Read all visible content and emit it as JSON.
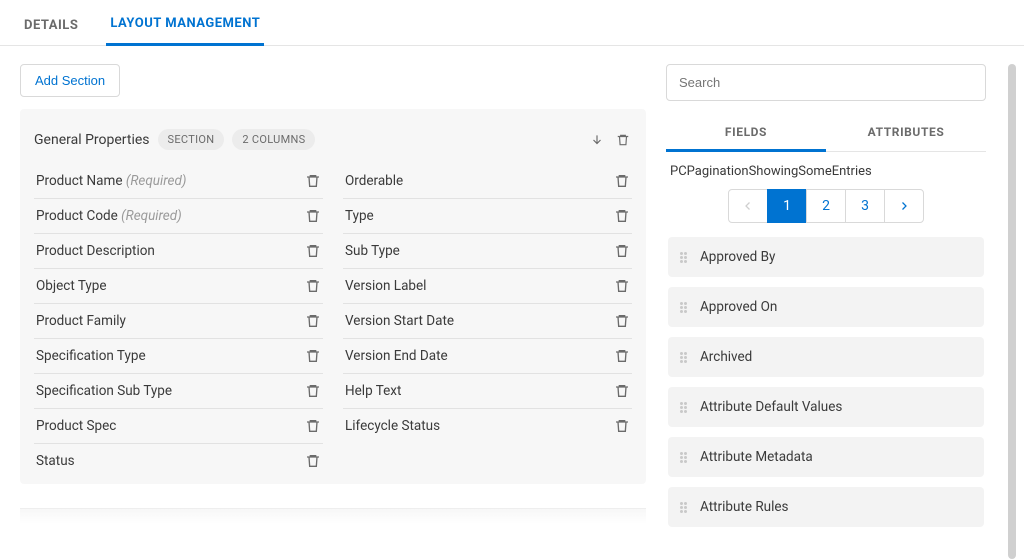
{
  "tabs": {
    "details": "DETAILS",
    "layout": "LAYOUT MANAGEMENT"
  },
  "addSection": "Add Section",
  "section": {
    "title": "General Properties",
    "sectionBadge": "SECTION",
    "columnsBadge": "2 COLUMNS",
    "col1": [
      {
        "label": "Product Name",
        "required": "(Required)"
      },
      {
        "label": "Product Code",
        "required": "(Required)"
      },
      {
        "label": "Product Description"
      },
      {
        "label": "Object Type"
      },
      {
        "label": "Product Family"
      },
      {
        "label": "Specification Type"
      },
      {
        "label": "Specification Sub Type"
      },
      {
        "label": "Product Spec"
      },
      {
        "label": "Status"
      }
    ],
    "col2": [
      {
        "label": "Orderable"
      },
      {
        "label": "Type"
      },
      {
        "label": "Sub Type"
      },
      {
        "label": "Version Label"
      },
      {
        "label": "Version Start Date"
      },
      {
        "label": "Version End Date"
      },
      {
        "label": "Help Text"
      },
      {
        "label": "Lifecycle Status"
      }
    ]
  },
  "rightPanel": {
    "searchPlaceholder": "Search",
    "tabs": {
      "fields": "FIELDS",
      "attributes": "ATTRIBUTES"
    },
    "paginationLabel": "PCPaginationShowingSomeEntries",
    "pages": [
      "1",
      "2",
      "3"
    ],
    "currentPage": "1",
    "available": [
      "Approved By",
      "Approved On",
      "Archived",
      "Attribute Default Values",
      "Attribute Metadata",
      "Attribute Rules"
    ]
  }
}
------------------------------
[Request]: Pictures don't belong in the copy. Restate all the entries exactly.

[Task output]:
Read all visible content and emit it as JSON.
{
  "tabs": {
    "details": "DETAILS",
    "layout": "LAYOUT MANAGEMENT"
  },
  "addSection": "Add Section",
  "section": {
    "title": "General Properties",
    "sectionBadge": "SECTION",
    "columnsBadge": "2 COLUMNS",
    "col1": [
      {
        "label": "Product Name",
        "required": "(Required)"
      },
      {
        "label": "Product Code",
        "required": "(Required)"
      },
      {
        "label": "Product Description"
      },
      {
        "label": "Object Type"
      },
      {
        "label": "Product Family"
      },
      {
        "label": "Specification Type"
      },
      {
        "label": "Specification Sub Type"
      },
      {
        "label": "Product Spec"
      },
      {
        "label": "Status"
      }
    ],
    "col2": [
      {
        "label": "Orderable"
      },
      {
        "label": "Type"
      },
      {
        "label": "Sub Type"
      },
      {
        "label": "Version Label"
      },
      {
        "label": "Version Start Date"
      },
      {
        "label": "Version End Date"
      },
      {
        "label": "Help Text"
      },
      {
        "label": "Lifecycle Status"
      }
    ]
  },
  "rightPanel": {
    "searchPlaceholder": "Search",
    "tabs": {
      "fields": "FIELDS",
      "attributes": "ATTRIBUTES"
    },
    "paginationLabel": "PCPaginationShowingSomeEntries",
    "pages": [
      "1",
      "2",
      "3"
    ],
    "currentPage": "1",
    "available": [
      "Approved By",
      "Approved On",
      "Archived",
      "Attribute Default Values",
      "Attribute Metadata",
      "Attribute Rules"
    ]
  }
}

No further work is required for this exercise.